Alertmanager Configuration¶
# alertmanager.yml
global:
smtp_smarthost: 'localhost:587'
smtp_from: 'alerts@redquanta.com'
route:
group_by: ['alertname']
group_wait: 10s
group_interval: 10s
repeat_interval: 1h
receiver: 'web.hook'
receivers:
- name: 'web.hook'
email_configs:
- to: 'admin@redquanta.com'
subject: 'RedQuanta Alert: {{ .GroupLabels.alertname }}'
body: |
{{ range .Alerts }}
Alert: {{ .Annotations.summary }}
Description: {{ .Annotations.description }}
{{ end }}
slack_configs:
- api_url: 'YOUR_SLACK_WEBHOOK_URL'
channel: '#alerts'
title: 'RedQuanta Alert'
text: '{{ range .Alerts }}{{ .Annotations.summary }}{{ end }}'
Performance Monitoring¶
APM Integration¶
// apm.ts
import apm from 'elastic-apm-node';
const apmAgent = apm.start({
serviceName: 'redquanta-mcp',
secretToken: process.env.ELASTIC_APM_SECRET_TOKEN,
serverUrl: process.env.ELASTIC_APM_SERVER_URL,
environment: process.env.NODE_ENV,
captureBody: 'errors'
});
export { apmAgent };
Custom Metrics¶
// metrics.ts
import { register, Counter, Histogram, Gauge } from 'prom-client';
export const httpRequestsTotal = new Counter({
name: 'redquanta_requests_total',
help: 'Total number of HTTP requests',
labelNames: ['method', 'status', 'endpoint']
});
export const httpRequestDuration = new Histogram({
name: 'redquanta_request_duration_seconds',
help: 'Duration of HTTP requests in seconds',
labelNames: ['method', 'endpoint'],
buckets: [0.1, 0.5, 1, 2, 5, 10]
});
export const activeConnections = new Gauge({
name: 'redquanta_active_connections',
help: 'Number of active connections'
});
register.registerMetric(httpRequestsTotal);
register.registerMetric(httpRequestDuration);
register.registerMetric(activeConnections);
Docker Compose Monitoring Stack¶
version: '3.8'
services:
redquanta-mcp:
image: redquanta/mcp:latest
ports:
- "5891:5891"

———

_AIM_
Could you resume the RedQuanta monitoring guide right after its last line?

———

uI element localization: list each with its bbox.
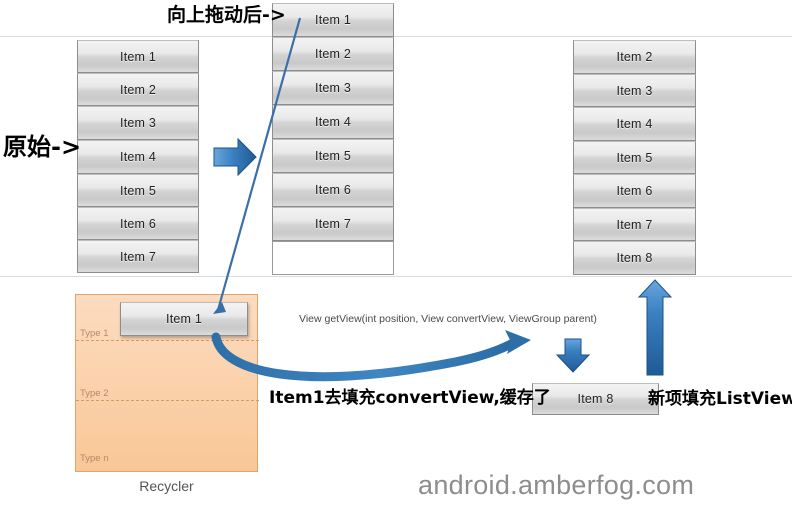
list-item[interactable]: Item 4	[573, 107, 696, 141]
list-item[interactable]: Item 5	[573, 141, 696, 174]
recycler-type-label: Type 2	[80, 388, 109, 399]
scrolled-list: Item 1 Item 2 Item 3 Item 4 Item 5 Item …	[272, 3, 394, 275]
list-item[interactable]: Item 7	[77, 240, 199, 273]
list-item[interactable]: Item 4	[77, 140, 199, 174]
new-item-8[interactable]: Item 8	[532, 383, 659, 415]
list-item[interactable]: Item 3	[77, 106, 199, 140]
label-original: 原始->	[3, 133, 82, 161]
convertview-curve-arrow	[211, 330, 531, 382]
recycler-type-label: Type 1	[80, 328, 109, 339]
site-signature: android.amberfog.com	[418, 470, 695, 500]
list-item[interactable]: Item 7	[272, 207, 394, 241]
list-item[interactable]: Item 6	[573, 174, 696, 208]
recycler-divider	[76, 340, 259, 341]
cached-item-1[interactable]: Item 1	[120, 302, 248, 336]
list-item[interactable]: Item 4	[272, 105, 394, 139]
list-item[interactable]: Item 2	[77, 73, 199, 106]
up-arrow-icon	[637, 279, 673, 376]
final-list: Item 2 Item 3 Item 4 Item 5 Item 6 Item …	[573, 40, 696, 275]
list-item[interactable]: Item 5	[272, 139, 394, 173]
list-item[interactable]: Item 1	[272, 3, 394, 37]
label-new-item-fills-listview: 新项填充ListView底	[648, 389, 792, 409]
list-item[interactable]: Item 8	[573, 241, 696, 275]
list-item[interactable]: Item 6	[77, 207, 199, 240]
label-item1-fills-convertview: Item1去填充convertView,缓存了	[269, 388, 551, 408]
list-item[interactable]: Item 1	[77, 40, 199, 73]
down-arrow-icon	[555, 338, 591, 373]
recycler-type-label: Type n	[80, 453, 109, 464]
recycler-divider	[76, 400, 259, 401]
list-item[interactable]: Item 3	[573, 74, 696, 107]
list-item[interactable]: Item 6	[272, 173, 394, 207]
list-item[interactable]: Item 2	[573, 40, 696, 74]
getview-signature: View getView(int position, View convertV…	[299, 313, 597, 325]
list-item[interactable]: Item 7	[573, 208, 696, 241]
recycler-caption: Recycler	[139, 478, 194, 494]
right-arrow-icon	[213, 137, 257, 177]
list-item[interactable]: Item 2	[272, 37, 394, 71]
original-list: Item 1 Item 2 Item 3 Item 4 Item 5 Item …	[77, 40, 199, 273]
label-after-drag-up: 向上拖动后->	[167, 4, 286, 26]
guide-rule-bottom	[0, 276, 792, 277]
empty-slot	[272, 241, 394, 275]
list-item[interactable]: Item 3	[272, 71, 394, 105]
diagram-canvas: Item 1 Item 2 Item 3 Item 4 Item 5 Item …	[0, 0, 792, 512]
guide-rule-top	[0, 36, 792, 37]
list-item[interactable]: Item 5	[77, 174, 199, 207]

———

_ANSWER FOR THE TASK_
depends_on:
- prometheus
- grafana
prometheus:
image: prom/prometheus:latest
ports:
- "9090:9090"
volumes:
- ./prometheus.yml:/etc/prometheus/prometheus.yml
- ./redquanta_rules.yml:/etc/prometheus/redquanta_rules.yml
grafana:
image: grafana/grafana:latest
ports:
- "3000:3000"
environment:
- GF_SECURITY_ADMIN_PASSWORD=admin
volumes:
- grafana-storage:/var/lib/grafana
alertmanager:
image: prom/alertmanager:latest
ports:
- "9093:9093"
volumes:
- ./alertmanager.yml:/etc/alertmanager/alertmanager.yml
jaeger:
image: jaegertracing/all-in-one:latest
ports:
- "16686:16686"
- "14268:14268"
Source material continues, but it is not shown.